● **What is needed**:
Find every line with the word "ipsum". Copy those lines.

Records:
begin
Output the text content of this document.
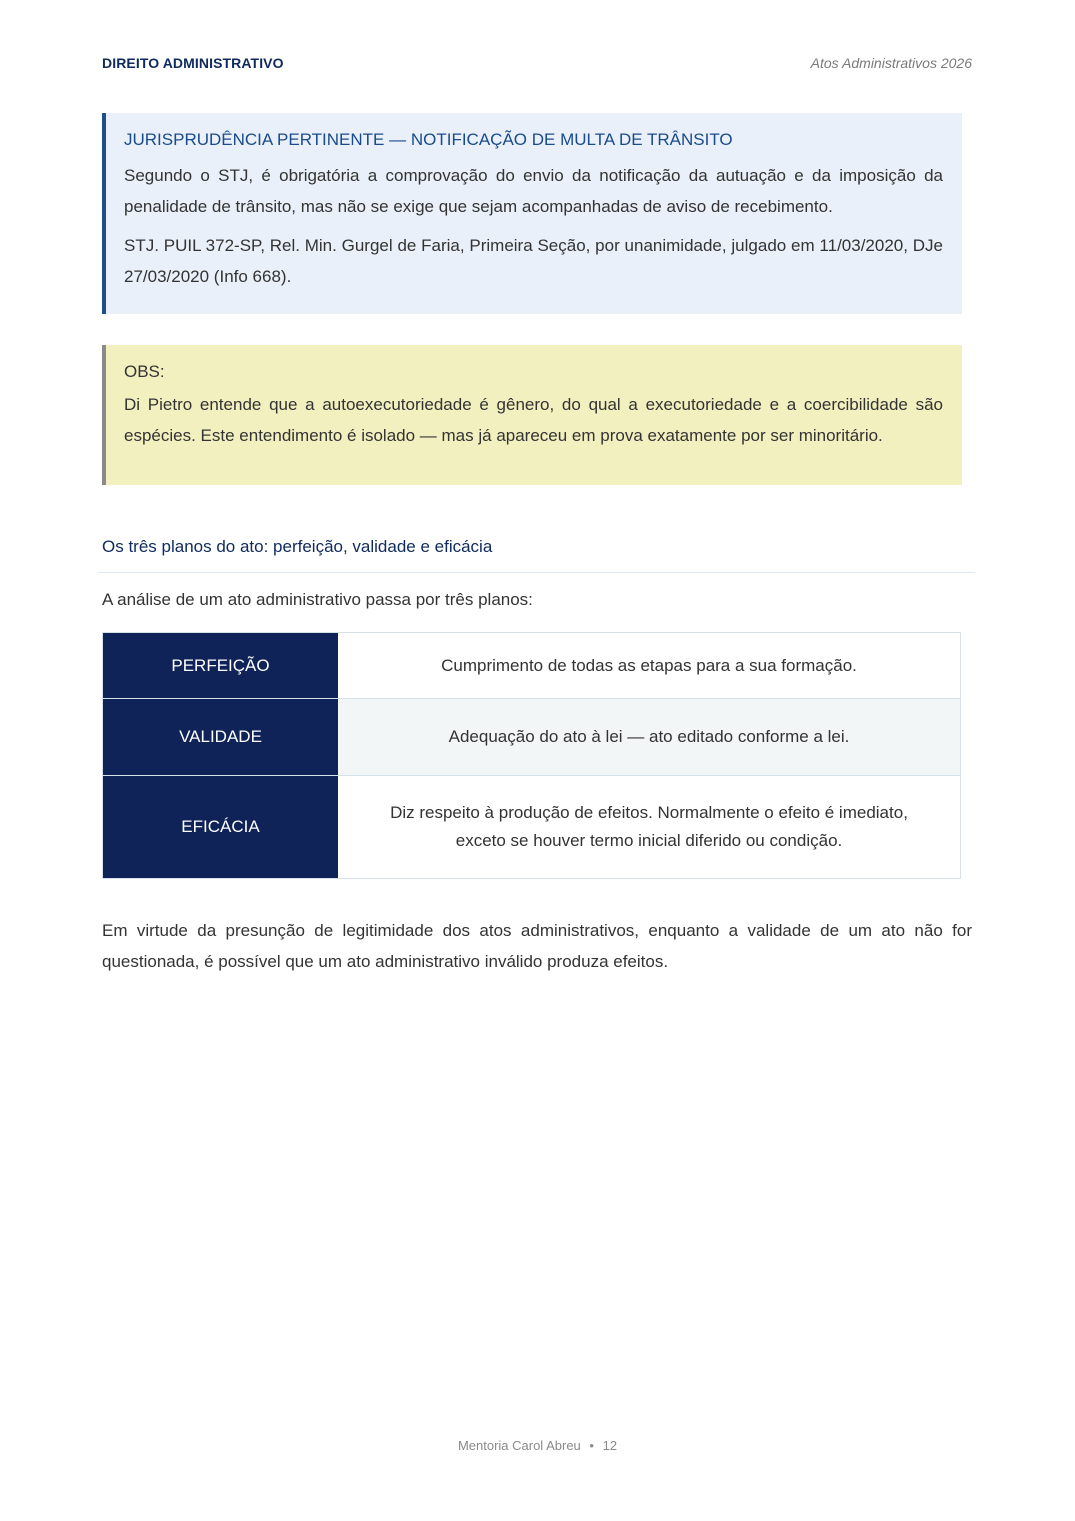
DIREITO ADMINISTRATIVO	Atos Administrativos 2026

JURISPRUDÊNCIA PERTINENTE — NOTIFICAÇÃO DE MULTA DE TRÂNSITO

Segundo o STJ, é obrigatória a comprovação do envio da notificação da autuação e da imposição da penalidade de trânsito, mas não se exige que sejam acompanhadas de aviso de recebimento.

STJ. PUIL 372-SP, Rel. Min. Gurgel de Faria, Primeira Seção, por unanimidade, julgado em 11/03/2020, DJe 27/03/2020 (Info 668).

OBS:

Di Pietro entende que a autoexecutoriedade é gênero, do qual a executoriedade e a coercibilidade são espécies. Este entendimento é isolado — mas já apareceu em prova exatamente por ser minoritário.

Os três planos do ato: perfeição, validade e eficácia
A análise de um ato administrativo passa por três planos:
PERFEIÇÃO	Cumprimento de todas as etapas para a sua formação.
VALIDADE	Adequação do ato à lei — ato editado conforme a lei.
EFICÁCIA	Diz respeito à produção de efeitos. Normalmente o efeito é imediato, exceto se houver termo inicial diferido ou condição.

Em virtude da presunção de legitimidade dos atos administrativos, enquanto a validade de um ato não for questionada, é possível que um ato administrativo inválido produza efeitos.

Mentoria Carol Abreu • 12
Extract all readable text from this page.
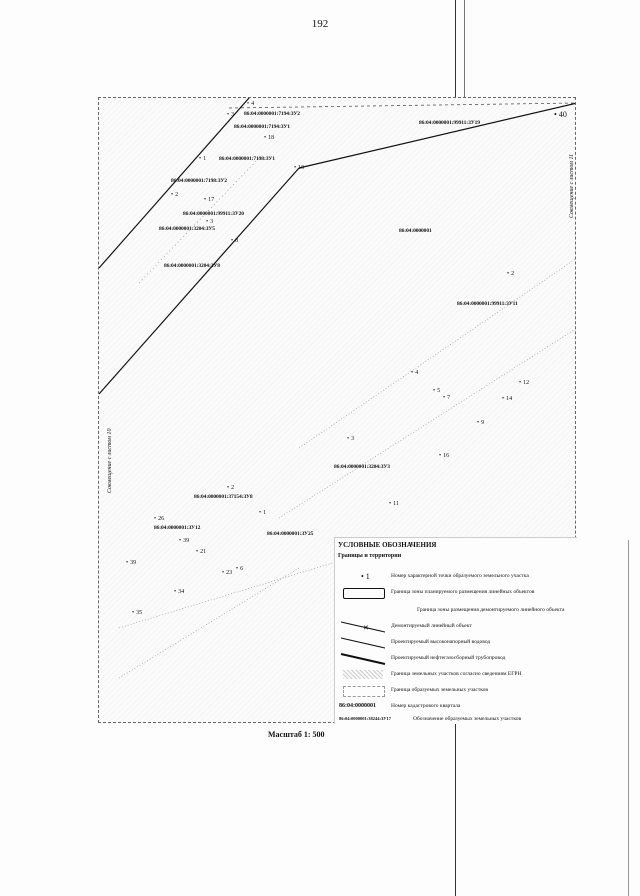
192
Совмещение с листом 10
Совмещение с листом 11
• 40
86:04:0000001:7194:ЗУ2
86:04:0000001:7194:ЗУ1
86:04:0000001:99911:ЗУ19
86:04:0000001:7198:ЗУ1
86:04:0000001:7198:ЗУ2
86:04:0000001:99911:ЗУ20
86:04:0000001:3204:ЗУ5	86:04:0000001
86:04:0000001:3204:ЗУ8
86:04:0000001:99911:ЗУ11
86:04:0000001:3204:ЗУ3
86:04:0000001:37154:ЗУ8
86:04:0000001:ЗУ12
86:04:0000001:ЗУ25
• 4
• 3
• 18
• 1
• 10
• 2
• 17
• 3
• 8
• 2
• 4
• 5
• 7
• 12
• 14
• 9
• 3
• 16
• 2
• 11
• 1
• 26
• 39
• 21
• 39
• 6
• 23
• 34
• 35
УСЛОВНЫЕ ОБОЗНАЧЕНИЯ
Границы и территории
• 1	Номер характерной точки образуемого земельного участка
Граница зоны планируемого размещения линейных объектов
Граница зоны размещения демонтируемого линейного объекта
✕	Демонтируемый линейный объект
Проектируемый высоконапорный водовод
Проектируемый нефтегазосборный трубопровод
Граница земельных участков согласно сведениям ЕГРН
Граница образуемых земельных участков
86:04:0000001	Номер кадастрового квартала
86:04:0000001:38244:ЗУ17	Обозначение образуемых земельных участков
Масштаб 1: 500
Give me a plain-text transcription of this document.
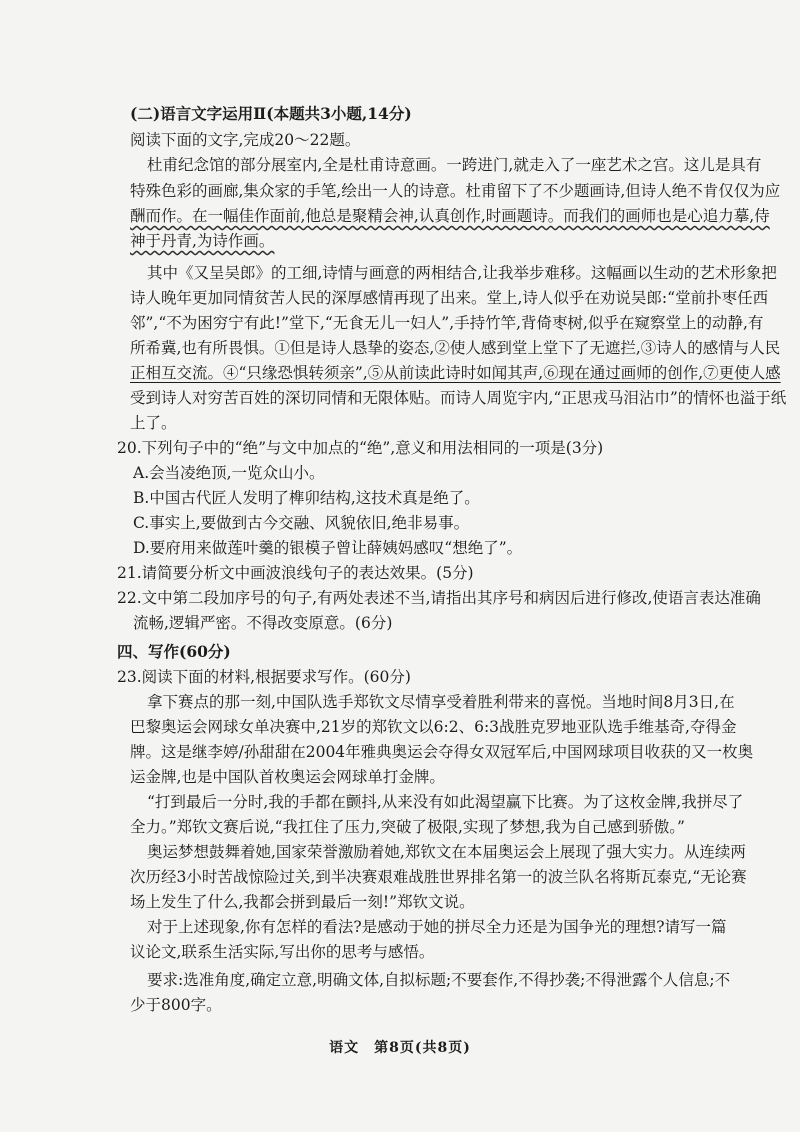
(二)语言文字运用Ⅱ(本题共3小题,14分)
阅读下面的文字,完成20～22题。
杜甫纪念馆的部分展室内,全是杜甫诗意画。一跨进门,就走入了一座艺术之宫。这儿是具有
特殊色彩的画廊,集众家的手笔,绘出一人的诗意。杜甫留下了不少题画诗,但诗人绝不肯仅仅为应
酬而作。在一幅佳作面前,他总是聚精会神,认真创作,时画题诗。而我们的画师也是心追力摹,侍
神于丹青,为诗作画。
其中《又呈吴郎》的工细,诗情与画意的两相结合,让我举步难移。这幅画以生动的艺术形象把
诗人晚年更加同情贫苦人民的深厚感情再现了出来。堂上,诗人似乎在劝说吴郎:“堂前扑枣任西
邻”,“不为困穷宁有此!”堂下,“无食无儿一妇人”,手持竹竿,背倚枣树,似乎在窥察堂上的动静,有
所希冀,也有所畏惧。①但是诗人恳挚的姿态,②使人感到堂上堂下了无遮拦,③诗人的感情与人民
正相互交流。④“只缘恐惧转须亲”,⑤从前读此诗时如闻其声,⑥现在通过画师的创作,⑦更使人感
受到诗人对穷苦百姓的深切同情和无限体贴。而诗人周览宇内,“正思戎马泪沾巾”的情怀也溢于纸
上了。
20.下列句子中的“绝”与文中加点的“绝”,意义和用法相同的一项是(3分)
A.会当凌绝顶,一览众山小。
B.中国古代匠人发明了榫卯结构,这技术真是绝了。
C.事实上,要做到古今交融、风貌依旧,绝非易事。
D.要府用来做莲叶羹的银模子曾让薛姨妈感叹“想绝了”。
21.请简要分析文中画波浪线句子的表达效果。(5分)
22.文中第二段加序号的句子,有两处表述不当,请指出其序号和病因后进行修改,使语言表达准确
流畅,逻辑严密。不得改变原意。(6分)
四、写作(60分)
23.阅读下面的材料,根据要求写作。(60分)
拿下赛点的那一刻,中国队选手郑钦文尽情享受着胜利带来的喜悦。当地时间8月3日,在
巴黎奥运会网球女单决赛中,21岁的郑钦文以6:2、6:3战胜克罗地亚队选手维基奇,夺得金
牌。这是继李婷/孙甜甜在2004年雅典奥运会夺得女双冠军后,中国网球项目收获的又一枚奥
运金牌,也是中国队首枚奥运会网球单打金牌。
“打到最后一分时,我的手都在颤抖,从来没有如此渴望赢下比赛。为了这枚金牌,我拼尽了
全力。”郑钦文赛后说,“我扛住了压力,突破了极限,实现了梦想,我为自己感到骄傲。”
奥运梦想鼓舞着她,国家荣誉激励着她,郑钦文在本届奥运会上展现了强大实力。从连续两
次历经3小时苦战惊险过关,到半决赛艰难战胜世界排名第一的波兰队名将斯瓦泰克,“无论赛
场上发生了什么,我都会拼到最后一刻!”郑钦文说。
对于上述现象,你有怎样的看法?是感动于她的拼尽全力还是为国争光的理想?请写一篇
议论文,联系生活实际,写出你的思考与感悟。
要求:选准角度,确定立意,明确文体,自拟标题;不要套作,不得抄袭;不得泄露个人信息;不
少于800字。
语文　第8页(共8页)
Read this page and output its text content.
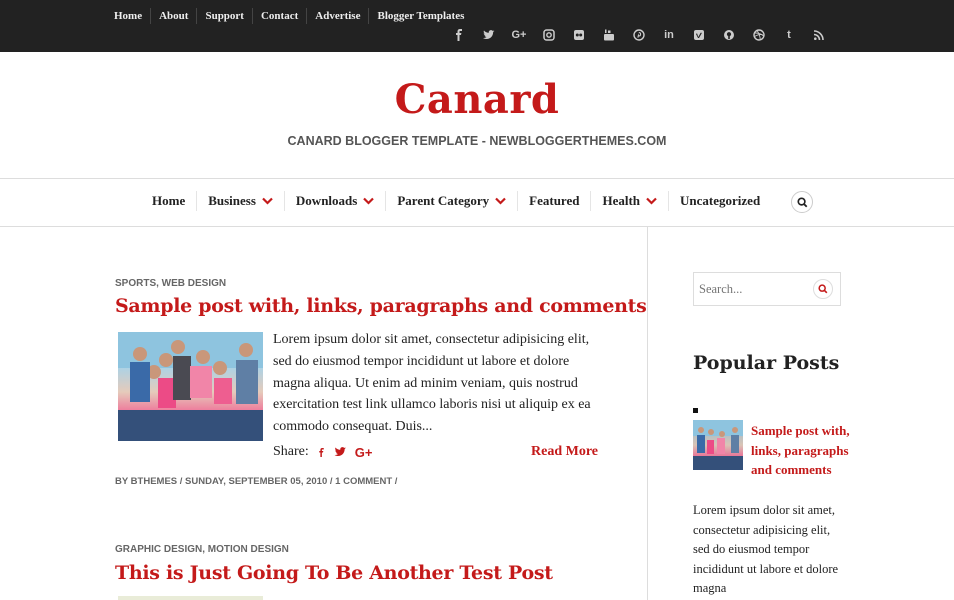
Home	About	Support	Contact	Advertise	Blogger Templates
G+	in	t
Canard
CANARD BLOGGER TEMPLATE - NEWBLOGGERTHEMES.COM
Home Business	Downloads	Parent Category	Featured Health	Uncategorized
SPORTS, WEB DESIGN
Sample post with, links, paragraphs and comments
Lorem ipsum dolor sit amet, consectetur adipisicing elit, sed do eiusmod tempor incididunt ut labore et dolore magna aliqua. Ut enim ad minim veniam, quis nostrud exercitation test link ullamco laboris nisi ut aliquip ex ea commodo consequat. Duis...
Share:	G+	Read More
BY BTHEMES / SUNDAY, SEPTEMBER 05, 2010 / 1 COMMENT /
GRAPHIC DESIGN, MOTION DESIGN
This is Just Going To Be Another Test Post
Search...
Popular Posts
Sample post with, links, paragraphs and comments
Lorem ipsum dolor sit amet, consectetur adipisicing elit, sed do eiusmod tempor incididunt ut labore et dolore magna
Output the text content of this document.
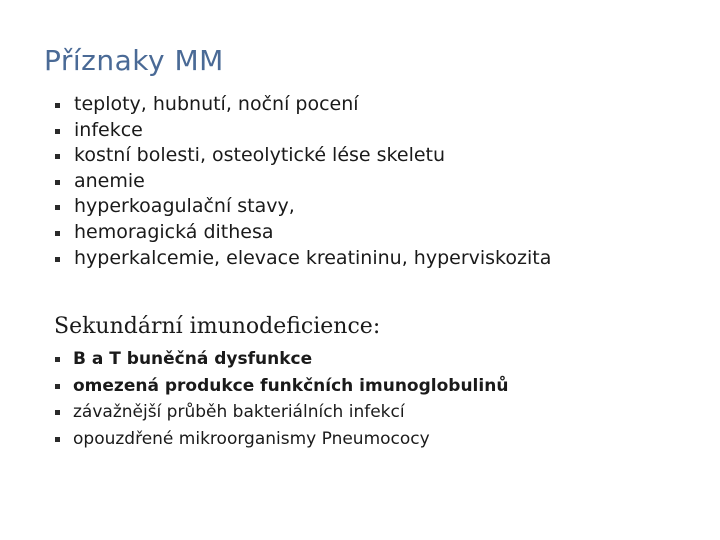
Příznaky MM
teploty, hubnutí, noční pocení
infekce
kostní bolesti, osteolytické lése skeletu
anemie
hyperkoagulační stavy,
hemoragická dithesa
hyperkalcemie, elevace kreatininu, hyperviskozita
Sekundární imunodeficience:
B a T buněčná dysfunkce
omezená produkce funkčních imunoglobulinů
závažnější průběh bakteriálních infekcí
opouzdřené mikroorganismy Pneumococy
end
● **Exercise result**:
Lorem ipsum dolor sit amet, consectetur adipisicing elit, sed do eiusmod tempor incididunt ut labore et dolore magna aliqua. Ut enim ad minim veniam, quis nostrud exercitation test link ullamco laboris nisi ut aliquip ex ea commodo consequat. Duis...
Lorem ipsum dolor sit amet, consectetur adipisicing elit, sed do eiusmod tempor incididunt ut labore et dolore magna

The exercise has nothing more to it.